**Goal:** Could you update the part of the records below that opens with the line containing "y-tick-label: 1.16 m [700,331,775,356]" and closes with the line containing "x-tick-label: 16:00 [1322,584,1384,609]", replacing each "y-tick-label" with "y-axis-tick" and leaving everything else unchanged? Return only those lines.

**Input:**

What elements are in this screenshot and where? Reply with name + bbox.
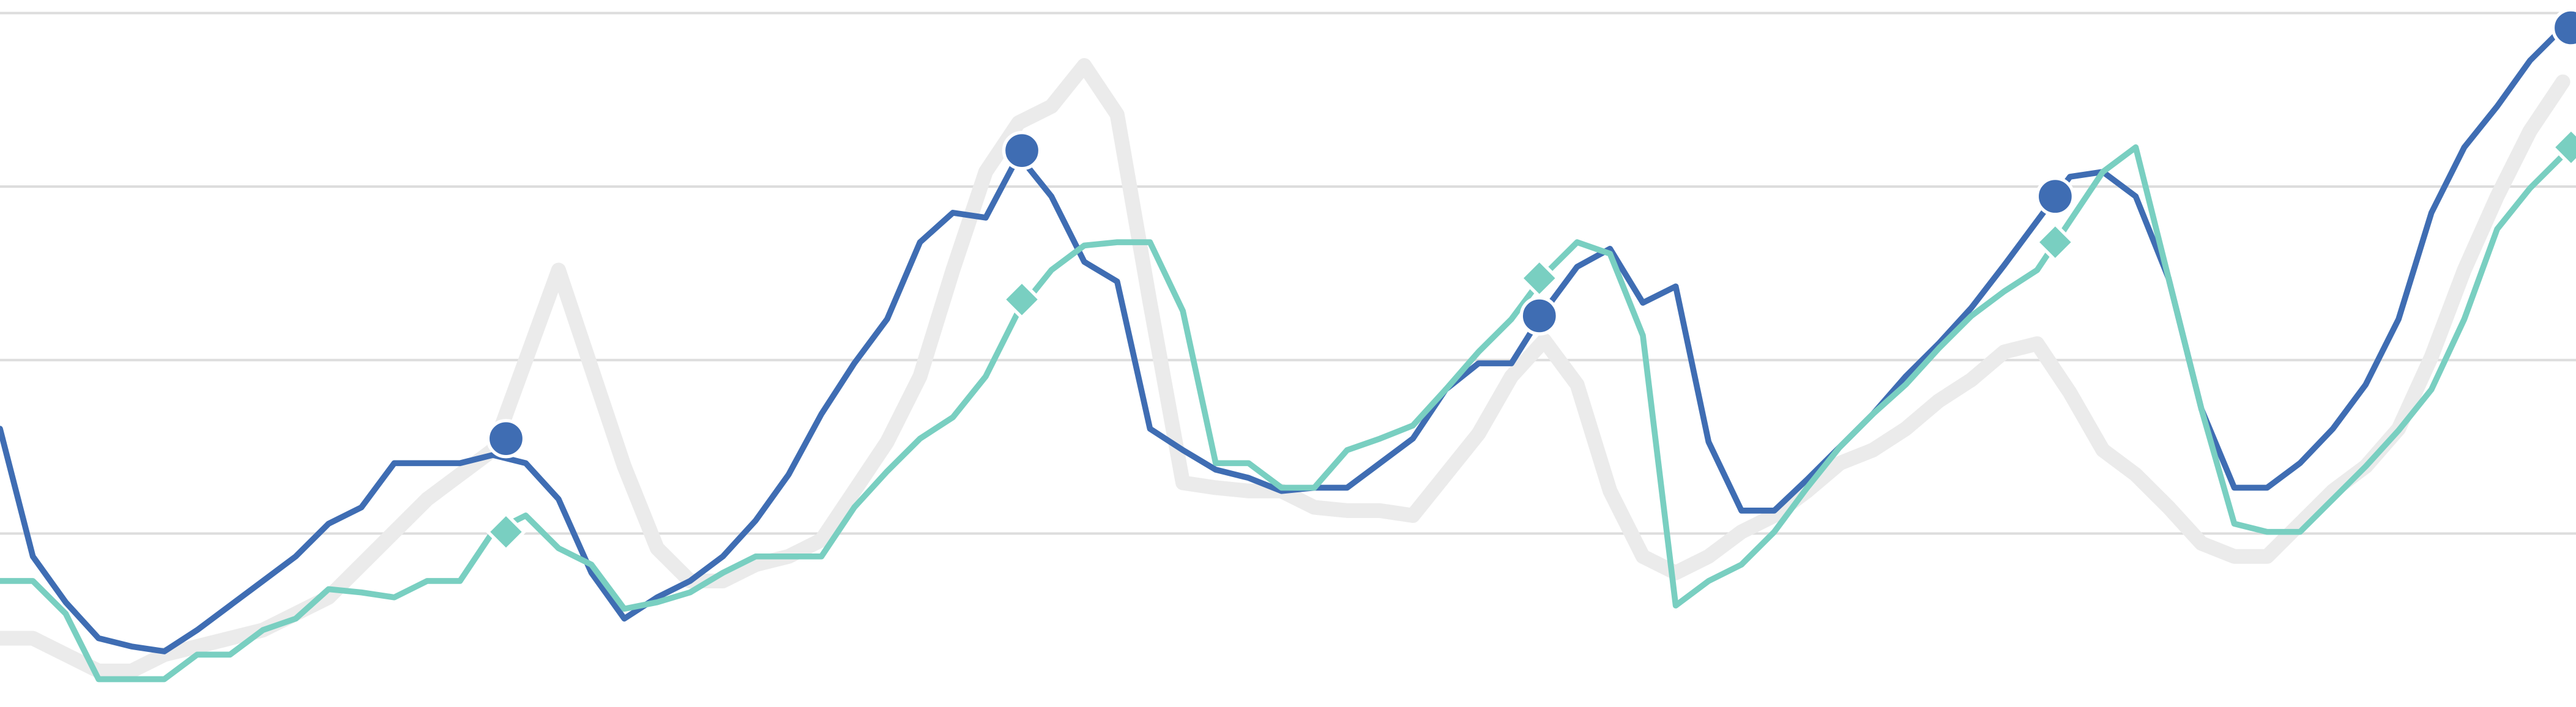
series-line	[0, 57, 2570, 679]
marker	[2035, 176, 2075, 217]
marker	[1002, 130, 1042, 171]
marker	[486, 418, 526, 459]
marker	[2551, 8, 2576, 48]
marker	[2034, 221, 2076, 263]
marker	[1001, 279, 1043, 320]
series-line	[0, 24, 2566, 654]
series-line	[0, 144, 2566, 683]
marker	[1519, 257, 1560, 299]
marker	[2550, 127, 2576, 168]
marker	[485, 511, 527, 552]
marker	[1519, 296, 1560, 336]
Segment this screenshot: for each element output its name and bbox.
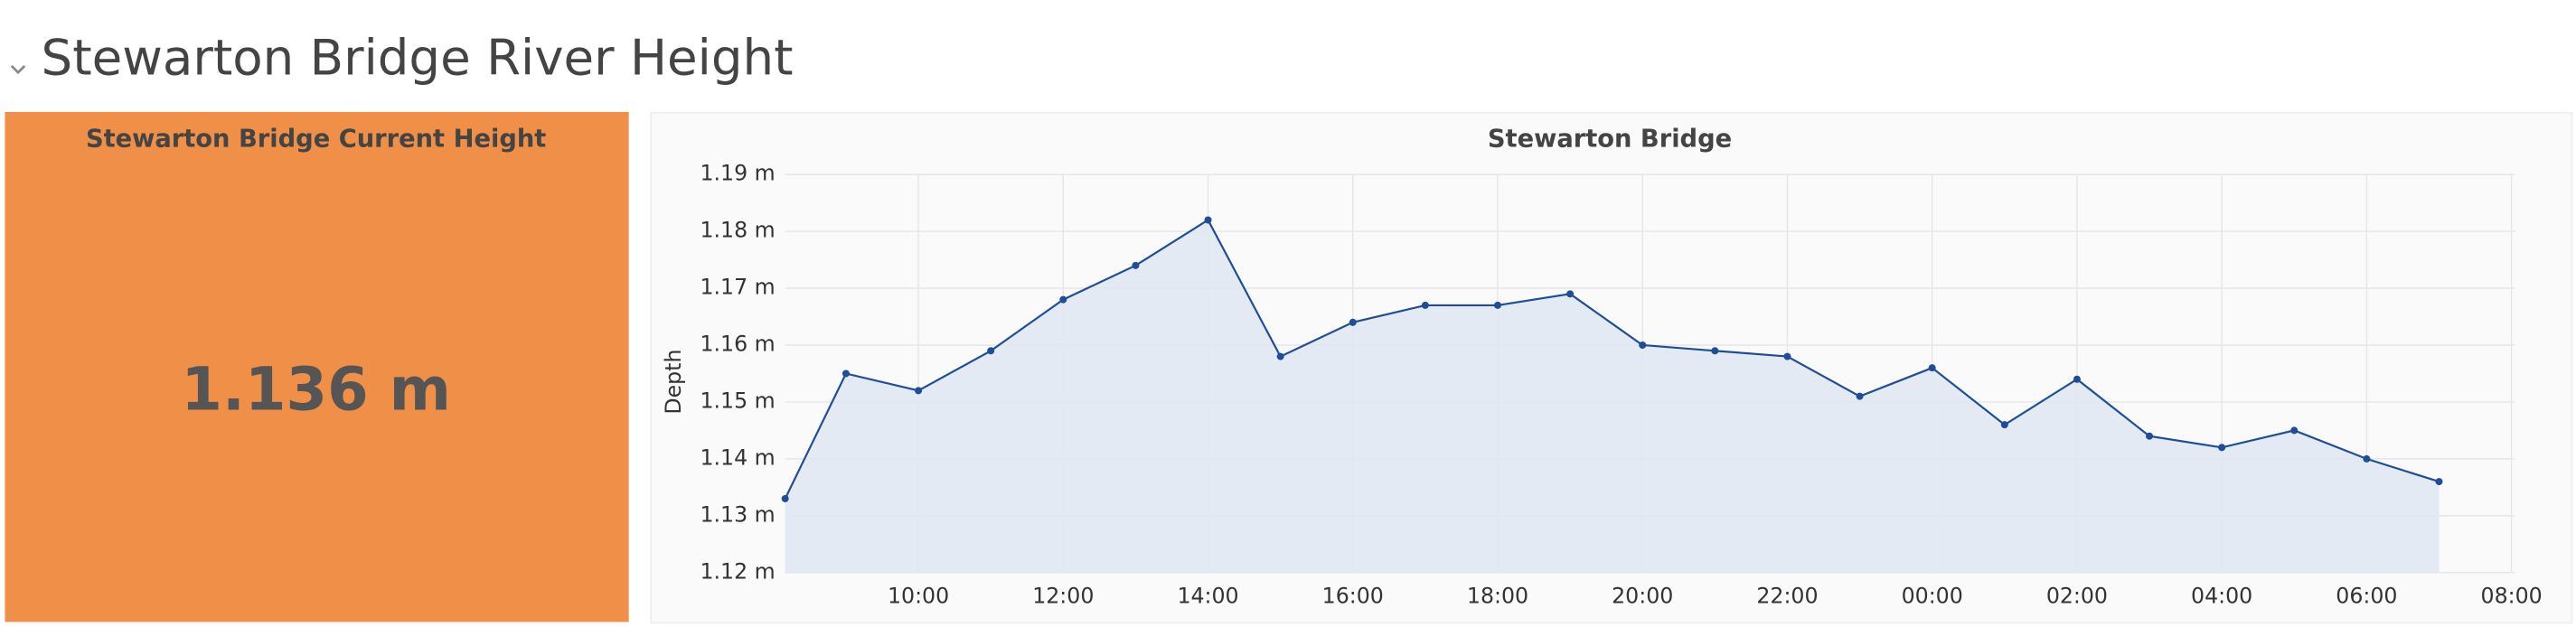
y-tick-label: 1.16 m [700,331,775,356]
point [1059,295,1067,304]
point [2435,478,2443,486]
y-tick-label: 1.13 m [700,501,775,527]
y-axis-label: Depth [661,350,686,415]
stat-panel [5,111,629,622]
x-tick-label: 18:00 [1467,584,1528,609]
x-tick-label: 10:00 [888,584,949,609]
x-tick-label: 22:00 [1756,584,1818,609]
area [785,220,2440,573]
x-tick-label: 04:00 [2191,584,2252,609]
row-title: Stewarton Bridge River Height [42,29,794,87]
point [1928,364,1936,372]
point [2073,375,2081,383]
point [1639,341,1647,349]
x-tick-label: 14:00 [1177,584,1238,609]
point [2146,432,2154,440]
point [1493,301,1502,309]
x-tick-label: 08:00 [2481,584,2543,609]
chart-title: Stewarton Bridge [1488,125,1732,153]
y-tick-label: 1.19 m [700,161,775,186]
point [2218,444,2226,452]
x-tick-label: 02:00 [2046,584,2108,609]
point [1711,347,1719,355]
x-tick-label: 06:00 [2336,584,2397,609]
point [781,494,789,502]
point [2000,421,2008,429]
line [784,218,2440,500]
point [1856,392,1864,400]
point [1783,352,1791,360]
y-tick-label: 1.12 m [700,558,775,584]
x-tick-label: 12:00 [1032,584,1094,609]
point [841,370,850,378]
point [1276,352,1284,360]
stat-title: Stewarton Bridge Current Height [86,125,546,153]
point [915,387,923,395]
y-tick-label: 1.14 m [700,445,775,470]
y-tick-label: 1.17 m [700,275,775,300]
point [2290,426,2299,435]
x-tick-label: 20:00 [1612,584,1673,609]
stat-value: 1.136 m [181,355,450,424]
point [1421,301,1429,309]
point [1349,318,1357,326]
y-tick-label: 1.18 m [700,218,775,243]
row-chevron[interactable] [10,64,26,75]
point [1132,261,1140,269]
x-tick-label: 00:00 [1902,584,1963,609]
point [1204,216,1212,224]
y-tick-label: 1.15 m [700,388,775,413]
x-tick-label: 16:00 [1322,584,1384,609]
point [987,347,995,355]
point [1566,290,1575,298]
point [2363,454,2371,463]
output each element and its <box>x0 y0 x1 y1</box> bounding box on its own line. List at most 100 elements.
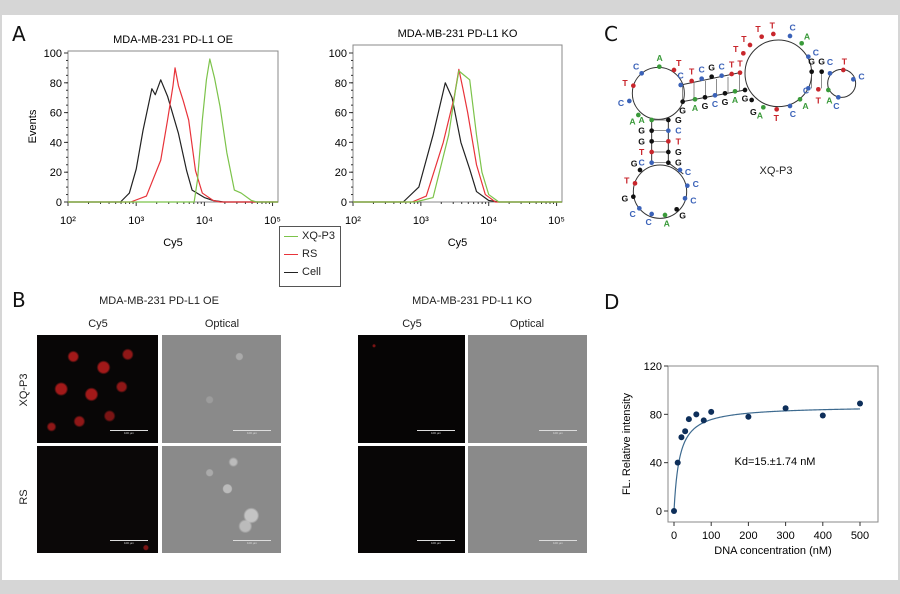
scale-bar: 100 µm <box>110 540 148 545</box>
nucleotide-letter: C <box>693 179 700 189</box>
nucleotide-dot <box>666 160 671 165</box>
nucleotide-dot <box>816 87 821 92</box>
nucleotide-dot <box>826 87 831 93</box>
nucleotide-dot <box>692 97 698 102</box>
nucleotide-dot <box>774 107 779 112</box>
y-tick-label: 80 <box>335 78 347 90</box>
scale-bar: 100 µm <box>233 540 271 545</box>
nucleotide-dot <box>742 87 748 93</box>
x-tick-label: 10³ <box>128 215 144 227</box>
nucleotide-dot <box>678 82 683 88</box>
scale-bar: 100 µm <box>539 540 577 545</box>
scale-bar: 100 µm <box>233 430 271 435</box>
nucleotide-dot <box>759 34 764 39</box>
nucleotide-dot <box>666 149 671 155</box>
y-tick-label: 20 <box>335 167 347 179</box>
panel-label-a: A <box>12 22 26 46</box>
data-point <box>745 413 752 420</box>
image-ko-rs-cy5: 100 µm <box>358 446 465 553</box>
plot-frame <box>667 365 879 523</box>
nucleotide-dot <box>666 128 671 133</box>
nucleotide-letter: G <box>722 97 729 107</box>
nucleotide-letter: T <box>737 58 743 68</box>
x-tick-label: 100 <box>702 530 720 542</box>
nucleotide-letter: G <box>750 107 757 117</box>
y-tick-label: 60 <box>50 108 62 120</box>
scale-bar: 100 µm <box>539 430 577 435</box>
data-point <box>682 428 689 435</box>
nucleotide-letter: C <box>858 72 865 82</box>
nucleotide-letter: T <box>624 176 630 186</box>
y-tick-label: 120 <box>644 361 662 373</box>
nucleotide-dot <box>787 33 793 39</box>
x-tick-label: 10⁵ <box>548 215 565 227</box>
nucleotide-letter: T <box>622 78 628 88</box>
legend-item-cell: Cell <box>284 266 321 278</box>
chart-title: MDA-MB-231 PD-L1 KO <box>398 28 518 40</box>
backbone <box>631 66 685 120</box>
legend-label: Cell <box>302 266 321 278</box>
panel-label-b: B <box>12 288 26 312</box>
y-tick-label: 60 <box>335 108 347 120</box>
group-title-oe: MDA-MB-231 PD-L1 OE <box>99 295 219 307</box>
series-cell <box>353 82 562 203</box>
nucleotide-letter: C <box>685 167 692 177</box>
nucleotide-letter: A <box>802 101 809 111</box>
nucleotide-letter: G <box>702 101 709 111</box>
nucleotide-letter: G <box>675 147 682 157</box>
nucleotide-letter: C <box>633 62 640 72</box>
nucleotide-dot <box>729 71 734 77</box>
data-point <box>782 405 789 412</box>
nucleotide-letter: T <box>816 96 822 106</box>
legend-swatch <box>284 235 298 237</box>
nucleotide-dot <box>819 69 824 74</box>
y-tick-label: 40 <box>335 137 347 149</box>
nucleotide-letter: A <box>757 110 764 120</box>
histogram-oe: MDA-MB-231 PD-L1 OE 0 20 40 60 80 100 10² 10³ 10⁴… <box>27 34 281 249</box>
nucleotide-letter: G <box>638 136 645 146</box>
legend-item-xq-p3: XQ-P3 <box>284 230 335 242</box>
nucleotide-letter: C <box>827 57 834 67</box>
nucleotide-dot <box>649 117 654 123</box>
series-xq-p3 <box>353 70 562 203</box>
nucleotide-letter: C <box>675 126 682 136</box>
nucleotide-dot <box>649 149 654 155</box>
column-label-cy5: Cy5 <box>402 318 422 330</box>
y-tick-label: 80 <box>50 78 62 90</box>
data-point <box>857 400 863 407</box>
row-label-rs: RS <box>18 489 30 505</box>
nucleotide-dot <box>741 51 746 56</box>
nucleotide-dot <box>851 77 856 82</box>
nucleotide-dot <box>637 167 643 173</box>
backbone <box>744 39 813 108</box>
panel-label-d: D <box>604 290 620 314</box>
nucleotide-letter: T <box>770 20 776 30</box>
nucleotide-letter: C <box>699 64 706 74</box>
image-ko-xq-p3-cy5: 100 µm <box>358 335 465 443</box>
data-point <box>708 408 715 415</box>
nucleotide-dot <box>639 71 644 76</box>
y-tick-label: 100 <box>329 48 347 60</box>
nucleotide-dot <box>649 128 654 133</box>
nucleotide-letter: C <box>789 23 796 33</box>
x-tick-label: 10⁴ <box>196 215 213 227</box>
data-point <box>685 416 692 423</box>
nucleotide-letter: A <box>692 103 699 113</box>
nucleotide-dot <box>689 78 694 84</box>
nucleotide-dot <box>657 64 662 69</box>
nucleotide-letter: G <box>818 57 825 67</box>
image-ko-xq-p3-optical: 100 µm <box>468 335 587 443</box>
nucleotide-dot <box>699 76 704 81</box>
nucleotide-letter: G <box>638 126 645 136</box>
legend-label: XQ-P3 <box>302 230 336 242</box>
x-axis-label: Cy5 <box>448 237 468 249</box>
nucleotide-letter: G <box>742 94 749 104</box>
nucleotide-dot <box>799 41 804 46</box>
nucleotide-letter: A <box>657 53 664 63</box>
chart-title: MDA-MB-231 PD-L1 OE <box>113 34 233 46</box>
scale-bar: 100 µm <box>417 430 455 435</box>
nucleotide-letter: C <box>678 71 685 81</box>
nucleotide-letter: T <box>639 147 645 157</box>
nucleotide-dot <box>712 93 718 98</box>
legend-swatch <box>284 271 298 273</box>
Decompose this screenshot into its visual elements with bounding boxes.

**Response to this exercise:**
y-axis-tick: 1.16 m [700,331,775,356]
point [1059,295,1067,304]
point [2435,478,2443,486]
y-axis-tick: 1.13 m [700,501,775,527]
y-axis-label: Depth [661,350,686,415]
stat-panel [5,111,629,622]
x-tick-label: 18:00 [1467,584,1528,609]
x-tick-label: 10:00 [888,584,949,609]
x-tick-label: 22:00 [1756,584,1818,609]
area [785,220,2440,573]
x-tick-label: 04:00 [2191,584,2252,609]
row-title: Stewarton Bridge River Height [42,29,794,87]
point [1928,364,1936,372]
point [2073,375,2081,383]
point [1639,341,1647,349]
x-tick-label: 14:00 [1177,584,1238,609]
point [2146,432,2154,440]
point [1493,301,1502,309]
x-tick-label: 08:00 [2481,584,2543,609]
chart-title: Stewarton Bridge [1488,125,1732,153]
y-axis-tick: 1.19 m [700,161,775,186]
point [2218,444,2226,452]
x-tick-label: 02:00 [2046,584,2108,609]
point [1711,347,1719,355]
x-tick-label: 06:00 [2336,584,2397,609]
point [781,494,789,502]
point [2000,421,2008,429]
line [784,218,2440,500]
point [1856,392,1864,400]
point [1783,352,1791,360]
y-axis-tick: 1.12 m [700,558,775,584]
x-tick-label: 12:00 [1032,584,1094,609]
point [841,370,850,378]
point [1276,352,1284,360]
stat-title: Stewarton Bridge Current Height [86,125,546,153]
point [915,387,923,395]
y-axis-tick: 1.14 m [700,445,775,470]
y-axis-tick: 1.17 m [700,275,775,300]
point [2290,426,2299,435]
x-tick-label: 20:00 [1612,584,1673,609]
stat-value: 1.136 m [181,355,450,424]
point [1421,301,1429,309]
point [1349,318,1357,326]
y-axis-tick: 1.18 m [700,218,775,243]
row-chevron[interactable] [10,64,26,75]
point [1132,261,1140,269]
x-tick-label: 00:00 [1902,584,1963,609]
point [1204,216,1212,224]
y-axis-tick: 1.15 m [700,388,775,413]
x-tick-label: 16:00 [1322,584,1384,609]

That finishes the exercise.